已存储的记录:
-*-*-

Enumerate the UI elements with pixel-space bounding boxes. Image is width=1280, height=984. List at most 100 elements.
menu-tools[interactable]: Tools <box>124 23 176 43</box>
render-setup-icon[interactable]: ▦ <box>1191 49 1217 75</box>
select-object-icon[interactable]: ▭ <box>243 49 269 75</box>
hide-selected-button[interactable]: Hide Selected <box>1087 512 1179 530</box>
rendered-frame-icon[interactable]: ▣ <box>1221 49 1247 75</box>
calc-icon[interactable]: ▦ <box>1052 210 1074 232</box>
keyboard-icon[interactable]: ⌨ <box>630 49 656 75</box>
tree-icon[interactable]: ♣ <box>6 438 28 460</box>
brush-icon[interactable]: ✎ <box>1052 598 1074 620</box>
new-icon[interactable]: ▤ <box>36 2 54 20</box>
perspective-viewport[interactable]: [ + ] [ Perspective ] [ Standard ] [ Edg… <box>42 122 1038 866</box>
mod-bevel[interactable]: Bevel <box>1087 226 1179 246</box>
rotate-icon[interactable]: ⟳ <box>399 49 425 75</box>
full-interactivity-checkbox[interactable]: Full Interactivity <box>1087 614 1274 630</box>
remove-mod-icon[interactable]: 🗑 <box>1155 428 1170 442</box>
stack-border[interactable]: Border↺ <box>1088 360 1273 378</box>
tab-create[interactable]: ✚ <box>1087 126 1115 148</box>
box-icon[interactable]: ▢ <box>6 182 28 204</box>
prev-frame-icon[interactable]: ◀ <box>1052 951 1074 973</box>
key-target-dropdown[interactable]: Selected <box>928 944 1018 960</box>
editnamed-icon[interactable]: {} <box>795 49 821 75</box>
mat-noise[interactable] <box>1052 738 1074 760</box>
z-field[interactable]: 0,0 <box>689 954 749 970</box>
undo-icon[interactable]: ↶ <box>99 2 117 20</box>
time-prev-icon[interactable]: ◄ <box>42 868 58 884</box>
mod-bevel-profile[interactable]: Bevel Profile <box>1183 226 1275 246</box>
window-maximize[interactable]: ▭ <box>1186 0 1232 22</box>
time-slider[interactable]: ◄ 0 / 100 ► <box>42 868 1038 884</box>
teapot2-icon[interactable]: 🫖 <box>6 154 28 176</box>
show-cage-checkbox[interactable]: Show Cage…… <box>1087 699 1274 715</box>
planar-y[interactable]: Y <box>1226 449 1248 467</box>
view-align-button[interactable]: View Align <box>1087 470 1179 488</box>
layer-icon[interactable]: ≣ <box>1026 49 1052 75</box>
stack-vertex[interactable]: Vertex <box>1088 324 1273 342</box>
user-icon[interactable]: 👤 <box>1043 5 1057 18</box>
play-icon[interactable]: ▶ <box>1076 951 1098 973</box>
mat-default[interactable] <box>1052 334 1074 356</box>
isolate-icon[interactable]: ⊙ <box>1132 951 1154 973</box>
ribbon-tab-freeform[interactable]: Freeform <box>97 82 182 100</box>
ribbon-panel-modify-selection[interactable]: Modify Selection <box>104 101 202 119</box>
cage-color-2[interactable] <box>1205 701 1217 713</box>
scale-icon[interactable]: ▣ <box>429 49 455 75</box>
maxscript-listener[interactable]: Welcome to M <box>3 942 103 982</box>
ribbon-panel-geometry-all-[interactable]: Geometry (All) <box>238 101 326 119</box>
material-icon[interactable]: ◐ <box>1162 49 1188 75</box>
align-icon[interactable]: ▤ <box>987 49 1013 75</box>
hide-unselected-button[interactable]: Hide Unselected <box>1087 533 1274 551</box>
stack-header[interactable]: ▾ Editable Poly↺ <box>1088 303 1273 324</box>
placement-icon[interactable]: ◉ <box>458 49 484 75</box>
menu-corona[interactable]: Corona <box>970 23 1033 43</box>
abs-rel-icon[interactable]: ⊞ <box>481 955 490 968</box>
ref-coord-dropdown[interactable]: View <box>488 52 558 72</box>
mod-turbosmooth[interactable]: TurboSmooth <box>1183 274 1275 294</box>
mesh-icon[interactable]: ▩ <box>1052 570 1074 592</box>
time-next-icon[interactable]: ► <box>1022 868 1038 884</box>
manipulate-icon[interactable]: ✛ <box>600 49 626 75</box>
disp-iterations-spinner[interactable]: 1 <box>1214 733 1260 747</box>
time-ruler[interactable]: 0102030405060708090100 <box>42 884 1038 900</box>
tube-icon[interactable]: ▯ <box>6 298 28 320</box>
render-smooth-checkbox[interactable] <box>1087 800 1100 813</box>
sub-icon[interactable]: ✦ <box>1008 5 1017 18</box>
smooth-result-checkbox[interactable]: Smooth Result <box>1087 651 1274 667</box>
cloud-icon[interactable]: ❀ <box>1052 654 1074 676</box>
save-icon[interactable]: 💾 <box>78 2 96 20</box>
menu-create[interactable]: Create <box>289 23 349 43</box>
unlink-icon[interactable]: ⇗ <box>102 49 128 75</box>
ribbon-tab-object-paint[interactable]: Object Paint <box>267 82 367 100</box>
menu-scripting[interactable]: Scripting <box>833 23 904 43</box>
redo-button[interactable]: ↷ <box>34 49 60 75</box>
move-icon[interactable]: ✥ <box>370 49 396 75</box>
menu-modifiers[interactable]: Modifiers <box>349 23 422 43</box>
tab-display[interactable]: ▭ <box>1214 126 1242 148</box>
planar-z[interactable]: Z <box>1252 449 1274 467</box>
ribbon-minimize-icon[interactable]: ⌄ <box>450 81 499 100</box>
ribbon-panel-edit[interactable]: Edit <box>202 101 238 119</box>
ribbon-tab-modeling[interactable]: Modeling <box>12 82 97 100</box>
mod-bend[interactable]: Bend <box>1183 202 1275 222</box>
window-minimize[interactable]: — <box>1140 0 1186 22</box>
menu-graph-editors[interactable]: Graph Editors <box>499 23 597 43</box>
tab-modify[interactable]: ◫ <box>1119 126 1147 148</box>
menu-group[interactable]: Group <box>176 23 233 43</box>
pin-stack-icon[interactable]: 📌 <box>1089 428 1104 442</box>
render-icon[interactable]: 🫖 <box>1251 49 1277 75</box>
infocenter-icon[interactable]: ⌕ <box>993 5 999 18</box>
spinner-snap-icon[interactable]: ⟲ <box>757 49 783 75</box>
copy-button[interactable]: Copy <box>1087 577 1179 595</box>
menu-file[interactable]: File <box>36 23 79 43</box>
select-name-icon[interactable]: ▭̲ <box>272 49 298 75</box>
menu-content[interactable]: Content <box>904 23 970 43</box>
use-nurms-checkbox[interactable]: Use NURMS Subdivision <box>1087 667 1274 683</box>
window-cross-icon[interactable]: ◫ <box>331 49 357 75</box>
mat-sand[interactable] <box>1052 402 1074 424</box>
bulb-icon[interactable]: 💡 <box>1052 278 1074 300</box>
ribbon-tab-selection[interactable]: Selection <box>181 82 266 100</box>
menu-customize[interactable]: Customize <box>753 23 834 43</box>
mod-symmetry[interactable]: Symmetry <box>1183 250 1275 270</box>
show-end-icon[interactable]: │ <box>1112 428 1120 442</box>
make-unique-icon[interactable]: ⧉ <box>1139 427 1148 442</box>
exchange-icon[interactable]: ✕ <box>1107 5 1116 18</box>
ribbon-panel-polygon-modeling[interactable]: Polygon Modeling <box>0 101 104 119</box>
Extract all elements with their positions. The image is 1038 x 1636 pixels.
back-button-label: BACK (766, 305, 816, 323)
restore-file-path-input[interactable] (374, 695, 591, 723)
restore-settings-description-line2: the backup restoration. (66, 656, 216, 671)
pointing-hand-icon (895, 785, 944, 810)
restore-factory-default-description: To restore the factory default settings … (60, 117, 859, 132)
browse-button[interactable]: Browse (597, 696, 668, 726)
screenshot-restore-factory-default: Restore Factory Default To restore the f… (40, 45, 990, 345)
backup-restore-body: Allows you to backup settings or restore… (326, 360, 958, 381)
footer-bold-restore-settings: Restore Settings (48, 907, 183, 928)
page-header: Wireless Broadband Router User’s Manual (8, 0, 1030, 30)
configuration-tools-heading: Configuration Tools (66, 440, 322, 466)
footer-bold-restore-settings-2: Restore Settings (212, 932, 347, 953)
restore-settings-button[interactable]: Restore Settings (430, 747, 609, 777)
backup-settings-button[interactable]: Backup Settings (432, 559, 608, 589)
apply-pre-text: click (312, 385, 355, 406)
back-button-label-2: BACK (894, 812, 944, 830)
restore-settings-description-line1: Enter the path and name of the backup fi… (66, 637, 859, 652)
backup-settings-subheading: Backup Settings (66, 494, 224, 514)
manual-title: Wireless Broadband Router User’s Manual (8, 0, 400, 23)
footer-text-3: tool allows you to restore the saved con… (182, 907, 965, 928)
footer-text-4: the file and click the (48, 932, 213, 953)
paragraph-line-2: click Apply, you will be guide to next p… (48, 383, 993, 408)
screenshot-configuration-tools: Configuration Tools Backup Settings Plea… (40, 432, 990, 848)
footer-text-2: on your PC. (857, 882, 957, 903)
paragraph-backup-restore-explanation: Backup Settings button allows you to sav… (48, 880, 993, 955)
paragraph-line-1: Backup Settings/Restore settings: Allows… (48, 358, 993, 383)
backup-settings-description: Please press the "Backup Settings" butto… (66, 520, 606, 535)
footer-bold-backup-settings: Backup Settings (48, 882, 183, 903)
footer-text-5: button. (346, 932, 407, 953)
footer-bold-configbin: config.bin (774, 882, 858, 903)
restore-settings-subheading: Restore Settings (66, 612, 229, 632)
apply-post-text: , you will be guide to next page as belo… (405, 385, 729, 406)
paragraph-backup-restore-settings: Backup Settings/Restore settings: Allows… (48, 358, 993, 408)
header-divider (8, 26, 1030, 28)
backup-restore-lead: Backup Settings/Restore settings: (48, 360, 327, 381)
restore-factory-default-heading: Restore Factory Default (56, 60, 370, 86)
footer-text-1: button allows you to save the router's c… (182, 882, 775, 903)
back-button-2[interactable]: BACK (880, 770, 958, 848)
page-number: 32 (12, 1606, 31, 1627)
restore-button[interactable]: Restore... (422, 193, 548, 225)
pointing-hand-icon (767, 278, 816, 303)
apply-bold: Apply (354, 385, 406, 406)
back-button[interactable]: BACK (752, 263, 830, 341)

-*-*-

**书面题目:** 从条目的开头起，到含有“mat-noise[interactable] <box>1052 738”的那一行止，把这些行原样抄写下来，首尾两行都要包括在内。

**练习结果:**
Enumerate the UI elements with pixel-space bounding boxes. Image is width=1280, height=984. List at most 100 elements.
menu-tools[interactable]: Tools <box>124 23 176 43</box>
render-setup-icon[interactable]: ▦ <box>1191 49 1217 75</box>
select-object-icon[interactable]: ▭ <box>243 49 269 75</box>
hide-selected-button[interactable]: Hide Selected <box>1087 512 1179 530</box>
rendered-frame-icon[interactable]: ▣ <box>1221 49 1247 75</box>
calc-icon[interactable]: ▦ <box>1052 210 1074 232</box>
keyboard-icon[interactable]: ⌨ <box>630 49 656 75</box>
tree-icon[interactable]: ♣ <box>6 438 28 460</box>
brush-icon[interactable]: ✎ <box>1052 598 1074 620</box>
new-icon[interactable]: ▤ <box>36 2 54 20</box>
perspective-viewport[interactable]: [ + ] [ Perspective ] [ Standard ] [ Edg… <box>42 122 1038 866</box>
mod-bevel[interactable]: Bevel <box>1087 226 1179 246</box>
rotate-icon[interactable]: ⟳ <box>399 49 425 75</box>
full-interactivity-checkbox[interactable]: Full Interactivity <box>1087 614 1274 630</box>
remove-mod-icon[interactable]: 🗑 <box>1155 428 1170 442</box>
stack-border[interactable]: Border↺ <box>1088 360 1273 378</box>
tab-create[interactable]: ✚ <box>1087 126 1115 148</box>
box-icon[interactable]: ▢ <box>6 182 28 204</box>
prev-frame-icon[interactable]: ◀ <box>1052 951 1074 973</box>
key-target-dropdown[interactable]: Selected <box>928 944 1018 960</box>
editnamed-icon[interactable]: {} <box>795 49 821 75</box>
mat-noise[interactable] <box>1052 738 1074 760</box>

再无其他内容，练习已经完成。